*Short problem*: Below are some records; retype all of them exactly.

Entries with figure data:
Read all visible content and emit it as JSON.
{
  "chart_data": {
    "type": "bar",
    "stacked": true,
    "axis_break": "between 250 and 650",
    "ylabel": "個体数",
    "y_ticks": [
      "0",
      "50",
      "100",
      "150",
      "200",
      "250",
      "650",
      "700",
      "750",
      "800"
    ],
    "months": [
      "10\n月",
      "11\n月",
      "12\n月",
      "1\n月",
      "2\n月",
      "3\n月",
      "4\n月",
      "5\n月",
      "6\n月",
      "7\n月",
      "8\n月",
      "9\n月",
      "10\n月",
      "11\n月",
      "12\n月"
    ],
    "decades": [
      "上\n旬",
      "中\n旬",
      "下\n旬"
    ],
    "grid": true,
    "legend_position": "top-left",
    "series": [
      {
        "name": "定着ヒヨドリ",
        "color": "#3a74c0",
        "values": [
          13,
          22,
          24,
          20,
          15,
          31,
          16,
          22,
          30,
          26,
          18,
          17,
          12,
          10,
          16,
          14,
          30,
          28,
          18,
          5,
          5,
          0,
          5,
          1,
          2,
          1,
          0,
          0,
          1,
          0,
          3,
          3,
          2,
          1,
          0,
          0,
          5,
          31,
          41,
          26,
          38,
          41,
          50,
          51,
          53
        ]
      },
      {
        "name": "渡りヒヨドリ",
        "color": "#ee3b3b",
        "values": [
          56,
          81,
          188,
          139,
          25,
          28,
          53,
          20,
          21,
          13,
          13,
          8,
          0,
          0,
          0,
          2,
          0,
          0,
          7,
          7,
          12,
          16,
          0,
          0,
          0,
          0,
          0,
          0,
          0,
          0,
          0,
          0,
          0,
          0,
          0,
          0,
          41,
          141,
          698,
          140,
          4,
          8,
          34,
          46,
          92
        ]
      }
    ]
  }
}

*Finished task*:
Read all visible content and emit it as JSON.
{
  "chart_data": {
    "type": "bar",
    "stacked": true,
    "axis_break": "between 250 and 650",
    "ylabel": "個体数",
    "y_ticks": [
      "0",
      "50",
      "100",
      "150",
      "200",
      "250",
      "650",
      "700",
      "750",
      "800"
    ],
    "months": [
      "10\n月",
      "11\n月",
      "12\n月",
      "1\n月",
      "2\n月",
      "3\n月",
      "4\n月",
      "5\n月",
      "6\n月",
      "7\n月",
      "8\n月",
      "9\n月",
      "10\n月",
      "11\n月",
      "12\n月"
    ],
    "decades": [
      "上\n旬",
      "中\n旬",
      "下\n旬"
    ],
    "grid": true,
    "legend_position": "top-left",
    "series": [
      {
        "name": "定着ヒヨドリ",
        "color": "#3a74c0",
        "values": [
          13,
          22,
          24,
          20,
          15,
          31,
          16,
          22,
          30,
          26,
          18,
          17,
          12,
          10,
          16,
          14,
          30,
          28,
          18,
          5,
          5,
          0,
          5,
          1,
          2,
          1,
          0,
          0,
          1,
          0,
          3,
          3,
          2,
          1,
          0,
          0,
          5,
          31,
          41,
          26,
          38,
          41,
          50,
          51,
          53
        ]
      },
      {
        "name": "渡りヒヨドリ",
        "color": "#ee3b3b",
        "values": [
          56,
          81,
          188,
          139,
          25,
          28,
          53,
          20,
          21,
          13,
          13,
          8,
          0,
          0,
          0,
          2,
          0,
          0,
          7,
          7,
          12,
          16,
          0,
          0,
          0,
          0,
          0,
          0,
          0,
          0,
          0,
          0,
          0,
          0,
          0,
          0,
          41,
          141,
          698,
          140,
          4,
          8,
          34,
          46,
          92
        ]
      }
    ]
  }
}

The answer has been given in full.